[Provided entries]:
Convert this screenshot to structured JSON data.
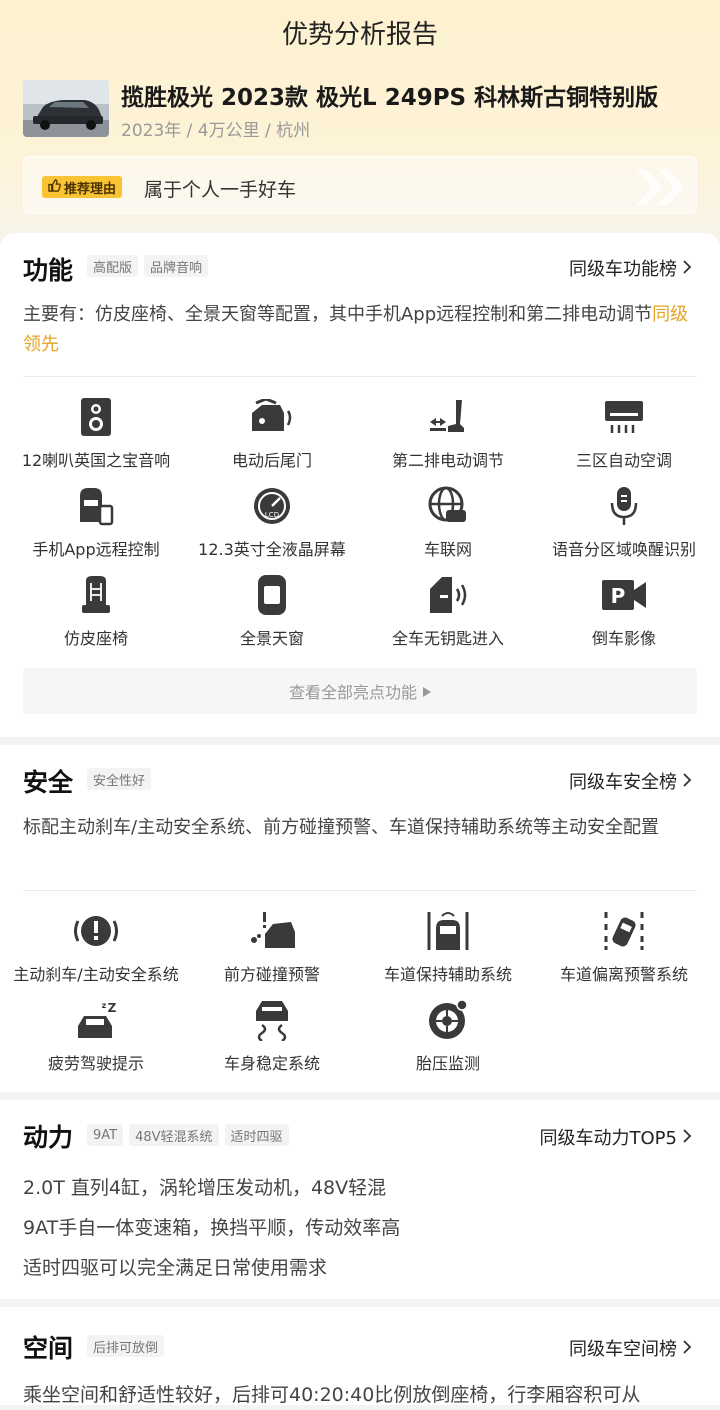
{
  "header": {
    "title": "优势分析报告",
    "car_name": "揽胜极光 2023款 极光L 249PS 科林斯古铜特别版",
    "car_meta": "2023年 / 4万公里 / 杭州",
    "reason_tag": "推荐理由",
    "reason_text": "属于个人一手好车"
  },
  "function": {
    "title": "功能",
    "tags": [
      "高配版",
      "品牌音响"
    ],
    "rank_link": "同级车功能榜",
    "desc_main": "主要有：仿皮座椅、全景天窗等配置，其中手机App远程控制和第二排电动调节",
    "desc_highlight": "同级领先",
    "features": [
      {
        "label": "12喇叭英国之宝音响",
        "icon": "speaker-icon"
      },
      {
        "label": "电动后尾门",
        "icon": "power-tailgate-icon"
      },
      {
        "label": "第二排电动调节",
        "icon": "seat-adjust-icon"
      },
      {
        "label": "三区自动空调",
        "icon": "air-conditioner-icon"
      },
      {
        "label": "手机App远程控制",
        "icon": "phone-remote-icon"
      },
      {
        "label": "12.3英寸全液晶屏幕",
        "icon": "lcd-gauge-icon"
      },
      {
        "label": "车联网",
        "icon": "globe-car-icon"
      },
      {
        "label": "语音分区域唤醒识别",
        "icon": "microphone-icon"
      },
      {
        "label": "仿皮座椅",
        "icon": "leather-seat-icon"
      },
      {
        "label": "全景天窗",
        "icon": "sunroof-icon"
      },
      {
        "label": "全车无钥匙进入",
        "icon": "keyless-entry-icon"
      },
      {
        "label": "倒车影像",
        "icon": "reverse-camera-icon"
      }
    ],
    "view_all": "查看全部亮点功能"
  },
  "safety": {
    "title": "安全",
    "tags": [
      "安全性好"
    ],
    "rank_link": "同级车安全榜",
    "desc": "标配主动刹车/主动安全系统、前方碰撞预警、车道保持辅助系统等主动安全配置",
    "features": [
      {
        "label": "主动刹车/主动安全系统",
        "icon": "brake-warning-icon"
      },
      {
        "label": "前方碰撞预警",
        "icon": "collision-warning-icon"
      },
      {
        "label": "车道保持辅助系统",
        "icon": "lane-keep-icon"
      },
      {
        "label": "车道偏离预警系统",
        "icon": "lane-departure-icon"
      },
      {
        "label": "疲劳驾驶提示",
        "icon": "fatigue-icon"
      },
      {
        "label": "车身稳定系统",
        "icon": "stability-icon"
      },
      {
        "label": "胎压监测",
        "icon": "tire-pressure-icon"
      }
    ]
  },
  "power": {
    "title": "动力",
    "tags": [
      "9AT",
      "48V轻混系统",
      "适时四驱"
    ],
    "rank_link": "同级车动力TOP5",
    "lines": [
      "2.0T 直列4缸，涡轮增压发动机，48V轻混",
      "9AT手自一体变速箱，换挡平顺，传动效率高",
      "适时四驱可以完全满足日常使用需求"
    ]
  },
  "space": {
    "title": "空间",
    "tags": [
      "后排可放倒"
    ],
    "rank_link": "同级车空间榜",
    "desc": "乘坐空间和舒适性较好，后排可40:20:40比例放倒座椅，行李厢容积可从"
  },
  "colors": {
    "accent": "#f8c434",
    "highlight": "#e6a422",
    "icon": "#3a3a3a"
  }
}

[Short problem]: Transcribe the complete set of entries verbatim. No pictures belong in the copy.

[Full answer]:
Convert this screenshot to structured JSON data.
{
  "header": {
    "title": "优势分析报告",
    "car_name": "揽胜极光 2023款 极光L 249PS 科林斯古铜特别版",
    "car_meta": "2023年 / 4万公里 / 杭州",
    "reason_tag": "推荐理由",
    "reason_text": "属于个人一手好车"
  },
  "function": {
    "title": "功能",
    "tags": [
      "高配版",
      "品牌音响"
    ],
    "rank_link": "同级车功能榜",
    "desc_main": "主要有：仿皮座椅、全景天窗等配置，其中手机App远程控制和第二排电动调节",
    "desc_highlight": "同级领先",
    "features": [
      {
        "label": "12喇叭英国之宝音响",
        "icon": "speaker-icon"
      },
      {
        "label": "电动后尾门",
        "icon": "power-tailgate-icon"
      },
      {
        "label": "第二排电动调节",
        "icon": "seat-adjust-icon"
      },
      {
        "label": "三区自动空调",
        "icon": "air-conditioner-icon"
      },
      {
        "label": "手机App远程控制",
        "icon": "phone-remote-icon"
      },
      {
        "label": "12.3英寸全液晶屏幕",
        "icon": "lcd-gauge-icon"
      },
      {
        "label": "车联网",
        "icon": "globe-car-icon"
      },
      {
        "label": "语音分区域唤醒识别",
        "icon": "microphone-icon"
      },
      {
        "label": "仿皮座椅",
        "icon": "leather-seat-icon"
      },
      {
        "label": "全景天窗",
        "icon": "sunroof-icon"
      },
      {
        "label": "全车无钥匙进入",
        "icon": "keyless-entry-icon"
      },
      {
        "label": "倒车影像",
        "icon": "reverse-camera-icon"
      }
    ],
    "view_all": "查看全部亮点功能"
  },
  "safety": {
    "title": "安全",
    "tags": [
      "安全性好"
    ],
    "rank_link": "同级车安全榜",
    "desc": "标配主动刹车/主动安全系统、前方碰撞预警、车道保持辅助系统等主动安全配置",
    "features": [
      {
        "label": "主动刹车/主动安全系统",
        "icon": "brake-warning-icon"
      },
      {
        "label": "前方碰撞预警",
        "icon": "collision-warning-icon"
      },
      {
        "label": "车道保持辅助系统",
        "icon": "lane-keep-icon"
      },
      {
        "label": "车道偏离预警系统",
        "icon": "lane-departure-icon"
      },
      {
        "label": "疲劳驾驶提示",
        "icon": "fatigue-icon"
      },
      {
        "label": "车身稳定系统",
        "icon": "stability-icon"
      },
      {
        "label": "胎压监测",
        "icon": "tire-pressure-icon"
      }
    ]
  },
  "power": {
    "title": "动力",
    "tags": [
      "9AT",
      "48V轻混系统",
      "适时四驱"
    ],
    "rank_link": "同级车动力TOP5",
    "lines": [
      "2.0T 直列4缸，涡轮增压发动机，48V轻混",
      "9AT手自一体变速箱，换挡平顺，传动效率高",
      "适时四驱可以完全满足日常使用需求"
    ]
  },
  "space": {
    "title": "空间",
    "tags": [
      "后排可放倒"
    ],
    "rank_link": "同级车空间榜",
    "desc": "乘坐空间和舒适性较好，后排可40:20:40比例放倒座椅，行李厢容积可从"
  },
  "colors": {
    "accent": "#f8c434",
    "highlight": "#e6a422",
    "icon": "#3a3a3a"
  }
}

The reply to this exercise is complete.